Output the full listing below exactly, without the pictures.
>> START DATA LISTING
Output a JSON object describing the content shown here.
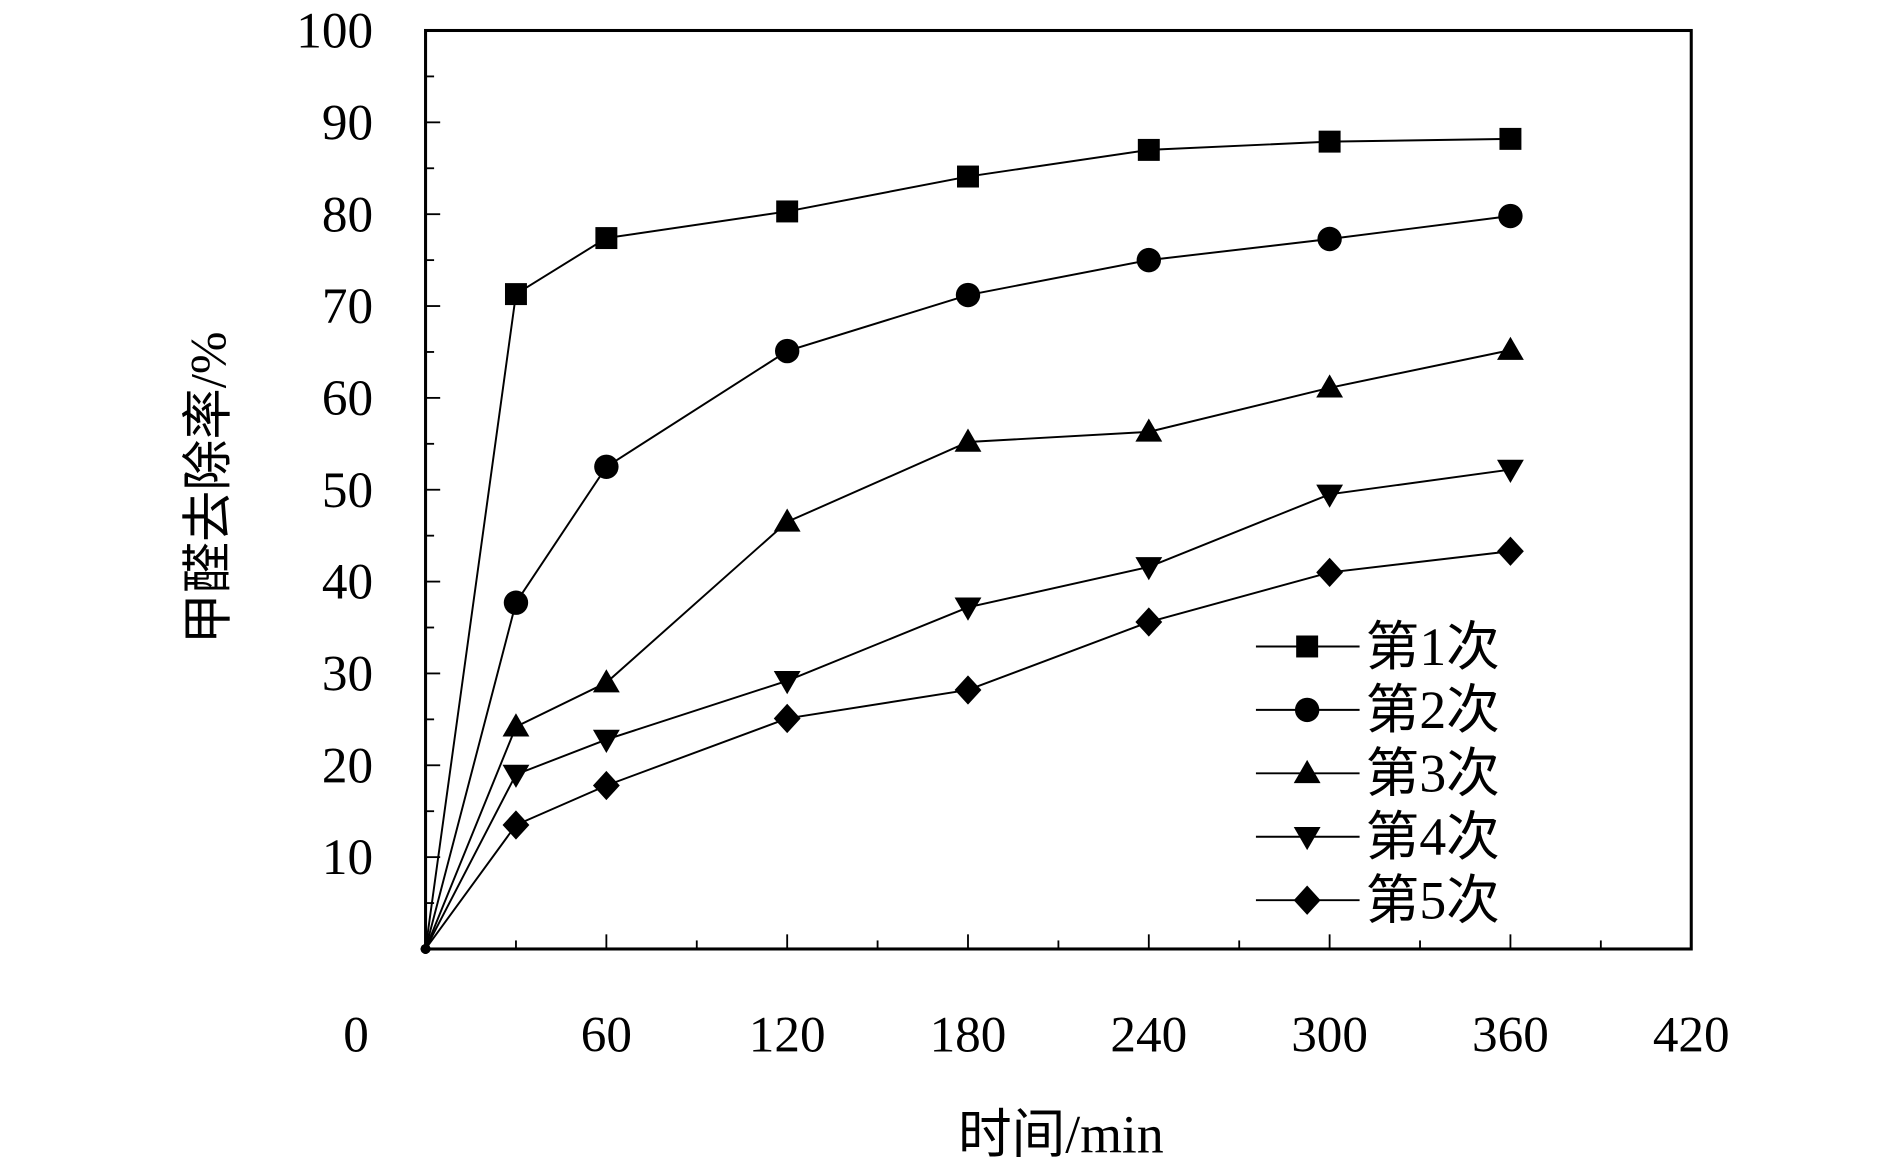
{
  "chart_data": {
    "type": "line",
    "title": "",
    "xlabel": "时间/min",
    "ylabel": "甲醛去除率/%",
    "xlim": [
      0,
      420
    ],
    "ylim": [
      0,
      100
    ],
    "xticks": [
      0,
      60,
      120,
      180,
      240,
      300,
      360,
      420
    ],
    "xtick_labels": [
      "0",
      "60",
      "120",
      "180",
      "240",
      "300",
      "360",
      "420"
    ],
    "yticks": [
      10,
      20,
      30,
      40,
      50,
      60,
      70,
      80,
      90,
      100
    ],
    "ytick_labels": [
      "10",
      "20",
      "30",
      "40",
      "50",
      "60",
      "70",
      "80",
      "90",
      "100"
    ],
    "grid": false,
    "legend_position": "bottom-right",
    "x": [
      0,
      30,
      60,
      120,
      180,
      240,
      300,
      360
    ],
    "series": [
      {
        "name": "第1次",
        "marker": "square",
        "values": [
          0,
          71.3,
          77.4,
          80.3,
          84.1,
          87.0,
          87.9,
          88.2
        ]
      },
      {
        "name": "第2次",
        "marker": "circle",
        "values": [
          0,
          37.7,
          52.5,
          65.1,
          71.2,
          75.0,
          77.3,
          79.8
        ]
      },
      {
        "name": "第3次",
        "marker": "triangle-up",
        "values": [
          0,
          24.2,
          29.0,
          46.5,
          55.2,
          56.3,
          61.1,
          65.2
        ]
      },
      {
        "name": "第4次",
        "marker": "triangle-down",
        "values": [
          0,
          19.0,
          22.8,
          29.2,
          37.2,
          41.6,
          49.5,
          52.2
        ]
      },
      {
        "name": "第5次",
        "marker": "diamond",
        "values": [
          0,
          13.5,
          17.8,
          25.1,
          28.2,
          35.6,
          41.0,
          43.3
        ]
      }
    ]
  }
}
>> END DATA LISTING
**SOLUTION**.
Output a JSON object describing the content shown here.
{
  "chart_data": {
    "type": "line",
    "title": "",
    "xlabel": "时间/min",
    "ylabel": "甲醛去除率/%",
    "xlim": [
      0,
      420
    ],
    "ylim": [
      0,
      100
    ],
    "xticks": [
      0,
      60,
      120,
      180,
      240,
      300,
      360,
      420
    ],
    "xtick_labels": [
      "0",
      "60",
      "120",
      "180",
      "240",
      "300",
      "360",
      "420"
    ],
    "yticks": [
      10,
      20,
      30,
      40,
      50,
      60,
      70,
      80,
      90,
      100
    ],
    "ytick_labels": [
      "10",
      "20",
      "30",
      "40",
      "50",
      "60",
      "70",
      "80",
      "90",
      "100"
    ],
    "grid": false,
    "legend_position": "bottom-right",
    "x": [
      0,
      30,
      60,
      120,
      180,
      240,
      300,
      360
    ],
    "series": [
      {
        "name": "第1次",
        "marker": "square",
        "values": [
          0,
          71.3,
          77.4,
          80.3,
          84.1,
          87.0,
          87.9,
          88.2
        ]
      },
      {
        "name": "第2次",
        "marker": "circle",
        "values": [
          0,
          37.7,
          52.5,
          65.1,
          71.2,
          75.0,
          77.3,
          79.8
        ]
      },
      {
        "name": "第3次",
        "marker": "triangle-up",
        "values": [
          0,
          24.2,
          29.0,
          46.5,
          55.2,
          56.3,
          61.1,
          65.2
        ]
      },
      {
        "name": "第4次",
        "marker": "triangle-down",
        "values": [
          0,
          19.0,
          22.8,
          29.2,
          37.2,
          41.6,
          49.5,
          52.2
        ]
      },
      {
        "name": "第5次",
        "marker": "diamond",
        "values": [
          0,
          13.5,
          17.8,
          25.1,
          28.2,
          35.6,
          41.0,
          43.3
        ]
      }
    ]
  }
}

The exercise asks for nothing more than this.